start
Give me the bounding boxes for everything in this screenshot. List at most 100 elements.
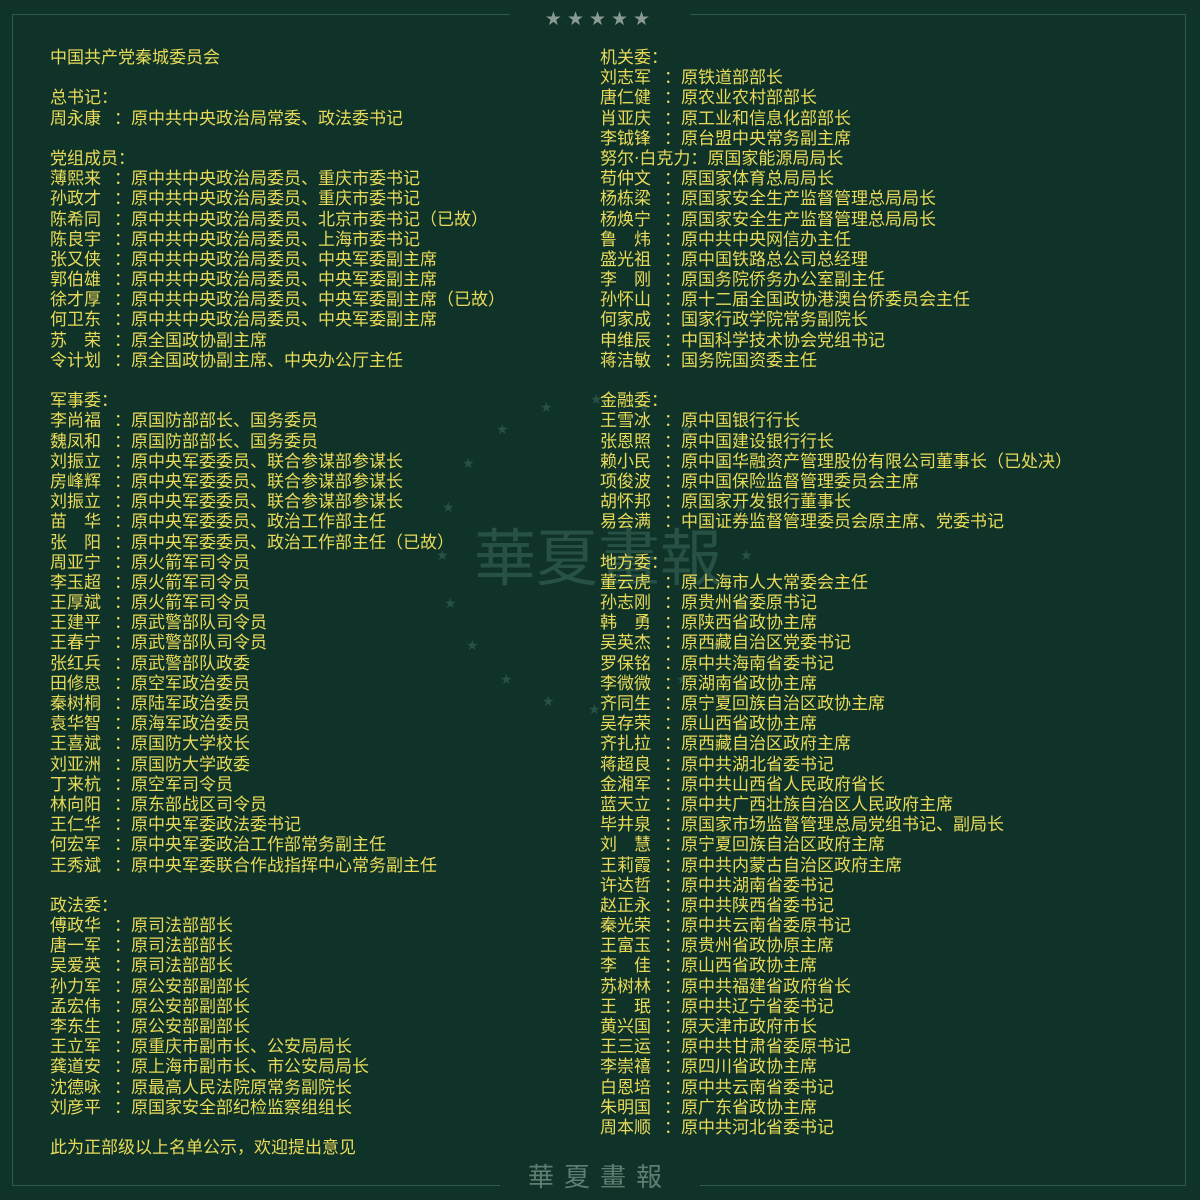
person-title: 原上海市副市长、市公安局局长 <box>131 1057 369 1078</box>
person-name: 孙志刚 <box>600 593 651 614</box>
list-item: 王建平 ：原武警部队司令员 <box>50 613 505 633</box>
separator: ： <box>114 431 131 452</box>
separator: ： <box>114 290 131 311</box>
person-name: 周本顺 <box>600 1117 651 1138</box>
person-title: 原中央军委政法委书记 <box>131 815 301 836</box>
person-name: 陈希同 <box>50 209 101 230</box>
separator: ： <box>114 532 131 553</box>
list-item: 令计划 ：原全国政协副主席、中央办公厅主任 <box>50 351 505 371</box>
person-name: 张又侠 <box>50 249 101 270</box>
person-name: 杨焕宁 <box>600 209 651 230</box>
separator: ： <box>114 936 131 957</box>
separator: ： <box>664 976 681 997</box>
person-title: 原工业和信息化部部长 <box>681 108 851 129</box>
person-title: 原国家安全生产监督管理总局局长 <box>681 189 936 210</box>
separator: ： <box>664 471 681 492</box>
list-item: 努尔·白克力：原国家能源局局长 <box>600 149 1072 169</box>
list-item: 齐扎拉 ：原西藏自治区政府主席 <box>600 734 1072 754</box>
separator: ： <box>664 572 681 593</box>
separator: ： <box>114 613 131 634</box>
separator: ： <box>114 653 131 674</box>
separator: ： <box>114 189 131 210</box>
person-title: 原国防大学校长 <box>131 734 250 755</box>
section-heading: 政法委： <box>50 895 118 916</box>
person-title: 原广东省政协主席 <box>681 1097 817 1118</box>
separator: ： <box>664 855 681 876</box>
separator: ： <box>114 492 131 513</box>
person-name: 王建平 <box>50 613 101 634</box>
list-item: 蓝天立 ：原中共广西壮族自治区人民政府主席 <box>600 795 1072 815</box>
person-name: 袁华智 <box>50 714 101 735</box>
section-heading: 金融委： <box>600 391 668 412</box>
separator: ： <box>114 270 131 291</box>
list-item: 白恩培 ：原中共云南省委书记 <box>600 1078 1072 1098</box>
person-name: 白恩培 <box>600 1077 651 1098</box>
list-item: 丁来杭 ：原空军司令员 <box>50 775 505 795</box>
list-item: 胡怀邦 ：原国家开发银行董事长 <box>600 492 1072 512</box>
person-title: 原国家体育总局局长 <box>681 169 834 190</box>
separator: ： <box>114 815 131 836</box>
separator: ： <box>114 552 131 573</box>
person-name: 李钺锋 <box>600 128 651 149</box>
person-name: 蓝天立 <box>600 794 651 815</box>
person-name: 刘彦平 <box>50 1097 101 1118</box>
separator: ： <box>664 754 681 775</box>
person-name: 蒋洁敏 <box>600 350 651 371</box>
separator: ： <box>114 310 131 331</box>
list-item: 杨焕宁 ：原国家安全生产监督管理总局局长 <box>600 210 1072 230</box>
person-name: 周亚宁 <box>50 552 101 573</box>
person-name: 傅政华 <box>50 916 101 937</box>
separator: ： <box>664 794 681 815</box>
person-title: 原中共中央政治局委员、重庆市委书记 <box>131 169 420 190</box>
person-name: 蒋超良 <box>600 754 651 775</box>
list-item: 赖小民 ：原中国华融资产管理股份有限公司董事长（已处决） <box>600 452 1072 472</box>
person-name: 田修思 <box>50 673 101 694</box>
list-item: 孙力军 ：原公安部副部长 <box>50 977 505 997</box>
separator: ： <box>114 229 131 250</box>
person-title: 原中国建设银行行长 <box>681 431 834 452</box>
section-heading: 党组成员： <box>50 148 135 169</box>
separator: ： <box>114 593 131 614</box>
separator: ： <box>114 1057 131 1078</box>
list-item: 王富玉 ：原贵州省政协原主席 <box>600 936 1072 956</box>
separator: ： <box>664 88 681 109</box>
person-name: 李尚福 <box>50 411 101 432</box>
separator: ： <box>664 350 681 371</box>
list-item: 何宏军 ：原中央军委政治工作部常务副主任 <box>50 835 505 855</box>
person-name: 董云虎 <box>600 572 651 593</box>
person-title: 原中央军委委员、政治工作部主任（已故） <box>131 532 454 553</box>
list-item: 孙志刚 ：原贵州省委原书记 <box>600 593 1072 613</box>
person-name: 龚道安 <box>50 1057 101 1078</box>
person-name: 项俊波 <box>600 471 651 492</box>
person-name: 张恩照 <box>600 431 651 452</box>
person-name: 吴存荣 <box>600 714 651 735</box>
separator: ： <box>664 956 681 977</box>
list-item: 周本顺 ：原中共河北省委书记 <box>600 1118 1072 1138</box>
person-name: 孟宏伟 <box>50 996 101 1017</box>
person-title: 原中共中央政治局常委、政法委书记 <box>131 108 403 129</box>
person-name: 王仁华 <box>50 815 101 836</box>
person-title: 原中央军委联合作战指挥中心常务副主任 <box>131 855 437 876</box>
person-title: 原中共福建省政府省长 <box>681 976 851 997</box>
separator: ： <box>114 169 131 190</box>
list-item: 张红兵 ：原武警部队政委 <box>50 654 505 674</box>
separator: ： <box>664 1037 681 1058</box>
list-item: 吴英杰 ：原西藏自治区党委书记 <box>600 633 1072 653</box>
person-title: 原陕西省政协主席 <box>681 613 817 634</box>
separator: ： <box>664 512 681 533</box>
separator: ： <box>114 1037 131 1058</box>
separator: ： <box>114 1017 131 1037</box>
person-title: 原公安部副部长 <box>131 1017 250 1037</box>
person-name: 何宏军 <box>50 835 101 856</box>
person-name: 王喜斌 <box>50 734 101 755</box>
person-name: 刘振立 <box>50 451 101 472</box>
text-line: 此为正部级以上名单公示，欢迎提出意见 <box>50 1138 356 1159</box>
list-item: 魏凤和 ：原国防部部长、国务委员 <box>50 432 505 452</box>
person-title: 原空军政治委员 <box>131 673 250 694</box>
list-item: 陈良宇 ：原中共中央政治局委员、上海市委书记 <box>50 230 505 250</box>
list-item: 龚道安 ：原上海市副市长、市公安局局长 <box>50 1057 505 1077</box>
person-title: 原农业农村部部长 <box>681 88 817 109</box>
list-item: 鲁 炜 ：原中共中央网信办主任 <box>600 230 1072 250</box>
end
start
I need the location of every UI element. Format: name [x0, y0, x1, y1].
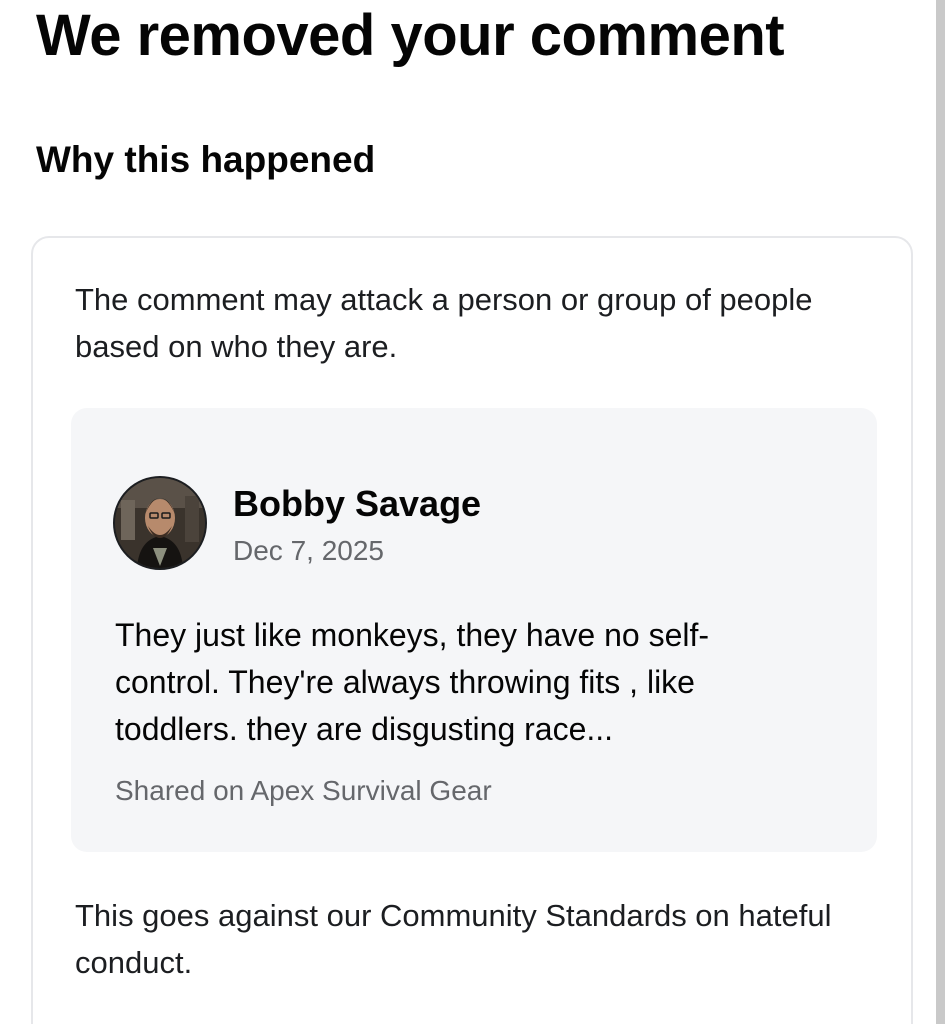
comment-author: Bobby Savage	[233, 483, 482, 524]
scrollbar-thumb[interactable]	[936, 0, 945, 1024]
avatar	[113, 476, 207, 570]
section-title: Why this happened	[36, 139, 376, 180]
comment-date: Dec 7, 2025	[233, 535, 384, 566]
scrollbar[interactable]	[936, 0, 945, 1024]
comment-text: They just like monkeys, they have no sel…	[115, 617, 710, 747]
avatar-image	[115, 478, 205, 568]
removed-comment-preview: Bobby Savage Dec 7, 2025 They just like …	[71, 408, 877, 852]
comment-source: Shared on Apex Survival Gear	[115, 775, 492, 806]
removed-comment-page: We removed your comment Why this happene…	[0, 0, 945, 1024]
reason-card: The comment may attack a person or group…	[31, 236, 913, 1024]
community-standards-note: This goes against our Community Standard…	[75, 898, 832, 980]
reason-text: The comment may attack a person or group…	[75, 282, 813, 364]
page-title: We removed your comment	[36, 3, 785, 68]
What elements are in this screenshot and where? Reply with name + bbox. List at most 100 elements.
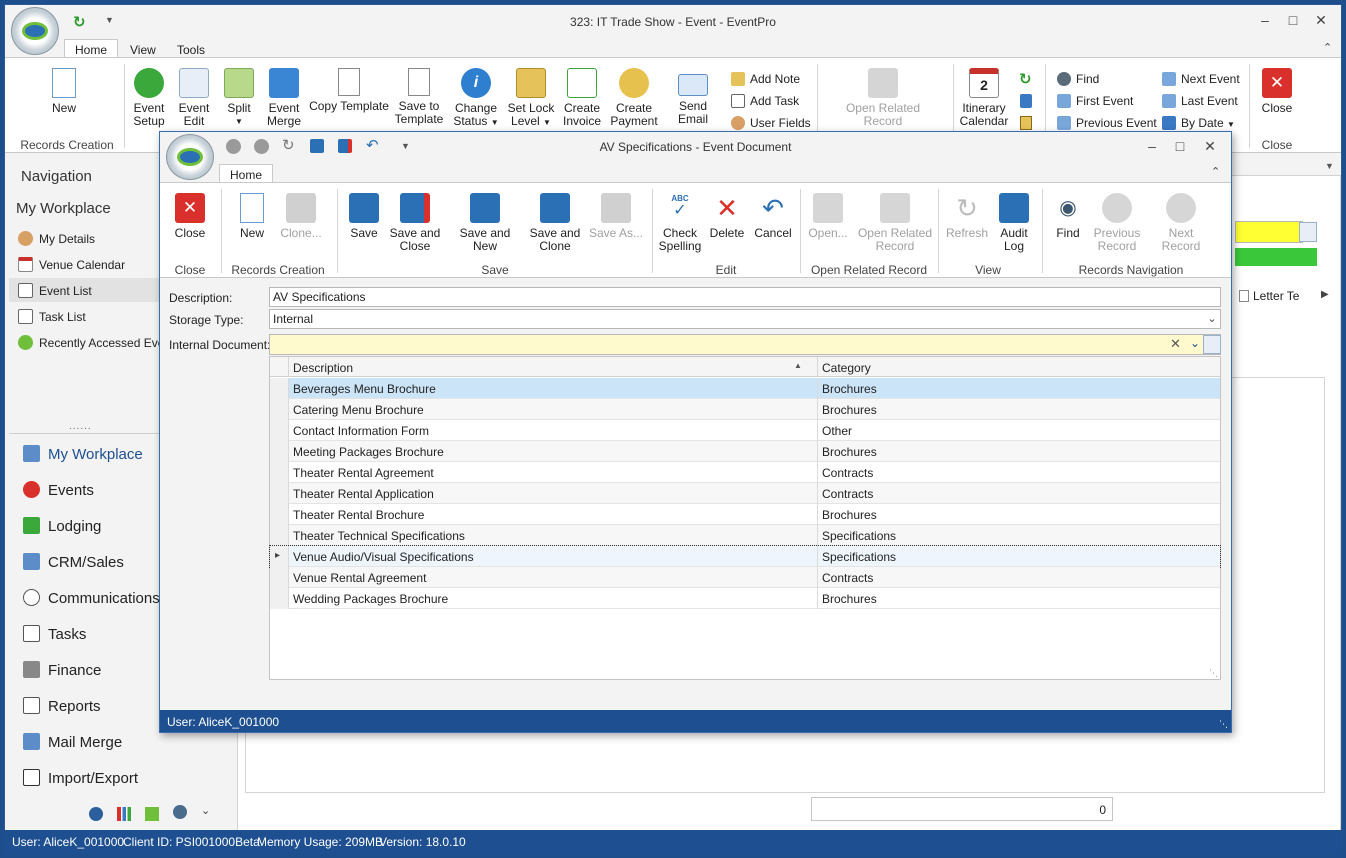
end
— Task details —
Pull out the data lines word for word, starting with the line that contains "I need the location" and going on through the line that contains "removed-comment-preview: Bobby Savage". Leave the pictures out of your answer.

— Task answer —
I need the location of every UI element. Format: name [x0, y0, x1, y1].
comment-author: Bobby Savage	[233, 483, 482, 524]
scrollbar-thumb[interactable]	[936, 0, 945, 1024]
avatar	[113, 476, 207, 570]
section-title: Why this happened	[36, 139, 376, 180]
comment-date: Dec 7, 2025	[233, 535, 384, 566]
scrollbar[interactable]	[936, 0, 945, 1024]
comment-text: They just like monkeys, they have no sel…	[115, 617, 710, 747]
avatar-image	[115, 478, 205, 568]
removed-comment-preview: Bobby Savage Dec 7, 2025 They just like …	[71, 408, 877, 852]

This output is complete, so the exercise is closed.